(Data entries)
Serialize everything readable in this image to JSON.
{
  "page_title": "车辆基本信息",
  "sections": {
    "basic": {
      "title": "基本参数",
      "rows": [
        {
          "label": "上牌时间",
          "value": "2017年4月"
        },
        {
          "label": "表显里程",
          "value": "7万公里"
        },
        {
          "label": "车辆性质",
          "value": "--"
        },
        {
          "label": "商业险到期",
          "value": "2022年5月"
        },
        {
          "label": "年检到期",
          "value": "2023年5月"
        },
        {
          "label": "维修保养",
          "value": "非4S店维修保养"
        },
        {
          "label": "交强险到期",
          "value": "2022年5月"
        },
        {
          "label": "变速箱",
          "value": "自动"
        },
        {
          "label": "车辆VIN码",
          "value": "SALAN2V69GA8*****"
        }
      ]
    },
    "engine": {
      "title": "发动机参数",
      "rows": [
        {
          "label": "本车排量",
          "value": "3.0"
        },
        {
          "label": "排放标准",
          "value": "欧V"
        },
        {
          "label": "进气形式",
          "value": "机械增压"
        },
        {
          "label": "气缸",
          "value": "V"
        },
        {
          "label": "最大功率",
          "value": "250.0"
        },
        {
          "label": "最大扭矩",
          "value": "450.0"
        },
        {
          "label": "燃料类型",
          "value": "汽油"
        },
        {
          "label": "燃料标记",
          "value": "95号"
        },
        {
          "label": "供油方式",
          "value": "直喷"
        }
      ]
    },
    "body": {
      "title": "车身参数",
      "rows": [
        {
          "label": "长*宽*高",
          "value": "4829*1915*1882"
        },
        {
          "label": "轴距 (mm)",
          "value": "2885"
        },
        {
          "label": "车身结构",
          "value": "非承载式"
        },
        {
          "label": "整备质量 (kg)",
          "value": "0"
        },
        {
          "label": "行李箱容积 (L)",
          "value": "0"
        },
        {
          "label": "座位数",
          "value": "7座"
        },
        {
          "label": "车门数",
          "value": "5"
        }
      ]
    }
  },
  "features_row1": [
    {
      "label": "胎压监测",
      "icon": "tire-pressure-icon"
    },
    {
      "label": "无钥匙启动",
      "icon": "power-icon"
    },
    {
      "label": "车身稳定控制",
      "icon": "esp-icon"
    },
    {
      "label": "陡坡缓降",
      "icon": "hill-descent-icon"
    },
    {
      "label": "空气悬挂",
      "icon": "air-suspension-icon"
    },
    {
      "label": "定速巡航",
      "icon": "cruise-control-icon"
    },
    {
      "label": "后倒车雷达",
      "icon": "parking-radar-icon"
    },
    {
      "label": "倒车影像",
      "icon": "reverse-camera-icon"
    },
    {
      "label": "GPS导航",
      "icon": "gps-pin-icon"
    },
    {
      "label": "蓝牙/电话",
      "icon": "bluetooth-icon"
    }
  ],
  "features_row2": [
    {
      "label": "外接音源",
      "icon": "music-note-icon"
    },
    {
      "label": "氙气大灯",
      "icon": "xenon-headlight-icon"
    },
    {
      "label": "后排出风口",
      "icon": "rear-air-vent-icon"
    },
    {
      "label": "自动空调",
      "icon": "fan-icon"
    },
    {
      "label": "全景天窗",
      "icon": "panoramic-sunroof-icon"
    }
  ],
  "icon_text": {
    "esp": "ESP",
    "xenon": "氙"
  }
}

Instructions to follow: Return the material in full, exactly as shown.

Written answer:
Serialize everything readable in this image to JSON.
{
  "page_title": "车辆基本信息",
  "sections": {
    "basic": {
      "title": "基本参数",
      "rows": [
        {
          "label": "上牌时间",
          "value": "2017年4月"
        },
        {
          "label": "表显里程",
          "value": "7万公里"
        },
        {
          "label": "车辆性质",
          "value": "--"
        },
        {
          "label": "商业险到期",
          "value": "2022年5月"
        },
        {
          "label": "年检到期",
          "value": "2023年5月"
        },
        {
          "label": "维修保养",
          "value": "非4S店维修保养"
        },
        {
          "label": "交强险到期",
          "value": "2022年5月"
        },
        {
          "label": "变速箱",
          "value": "自动"
        },
        {
          "label": "车辆VIN码",
          "value": "SALAN2V69GA8*****"
        }
      ]
    },
    "engine": {
      "title": "发动机参数",
      "rows": [
        {
          "label": "本车排量",
          "value": "3.0"
        },
        {
          "label": "排放标准",
          "value": "欧V"
        },
        {
          "label": "进气形式",
          "value": "机械增压"
        },
        {
          "label": "气缸",
          "value": "V"
        },
        {
          "label": "最大功率",
          "value": "250.0"
        },
        {
          "label": "最大扭矩",
          "value": "450.0"
        },
        {
          "label": "燃料类型",
          "value": "汽油"
        },
        {
          "label": "燃料标记",
          "value": "95号"
        },
        {
          "label": "供油方式",
          "value": "直喷"
        }
      ]
    },
    "body": {
      "title": "车身参数",
      "rows": [
        {
          "label": "长*宽*高",
          "value": "4829*1915*1882"
        },
        {
          "label": "轴距 (mm)",
          "value": "2885"
        },
        {
          "label": "车身结构",
          "value": "非承载式"
        },
        {
          "label": "整备质量 (kg)",
          "value": "0"
        },
        {
          "label": "行李箱容积 (L)",
          "value": "0"
        },
        {
          "label": "座位数",
          "value": "7座"
        },
        {
          "label": "车门数",
          "value": "5"
        }
      ]
    }
  },
  "features_row1": [
    {
      "label": "胎压监测",
      "icon": "tire-pressure-icon"
    },
    {
      "label": "无钥匙启动",
      "icon": "power-icon"
    },
    {
      "label": "车身稳定控制",
      "icon": "esp-icon"
    },
    {
      "label": "陡坡缓降",
      "icon": "hill-descent-icon"
    },
    {
      "label": "空气悬挂",
      "icon": "air-suspension-icon"
    },
    {
      "label": "定速巡航",
      "icon": "cruise-control-icon"
    },
    {
      "label": "后倒车雷达",
      "icon": "parking-radar-icon"
    },
    {
      "label": "倒车影像",
      "icon": "reverse-camera-icon"
    },
    {
      "label": "GPS导航",
      "icon": "gps-pin-icon"
    },
    {
      "label": "蓝牙/电话",
      "icon": "bluetooth-icon"
    }
  ],
  "features_row2": [
    {
      "label": "外接音源",
      "icon": "music-note-icon"
    },
    {
      "label": "氙气大灯",
      "icon": "xenon-headlight-icon"
    },
    {
      "label": "后排出风口",
      "icon": "rear-air-vent-icon"
    },
    {
      "label": "自动空调",
      "icon": "fan-icon"
    },
    {
      "label": "全景天窗",
      "icon": "panoramic-sunroof-icon"
    }
  ],
  "icon_text": {
    "esp": "ESP",
    "xenon": "氙"
  }
}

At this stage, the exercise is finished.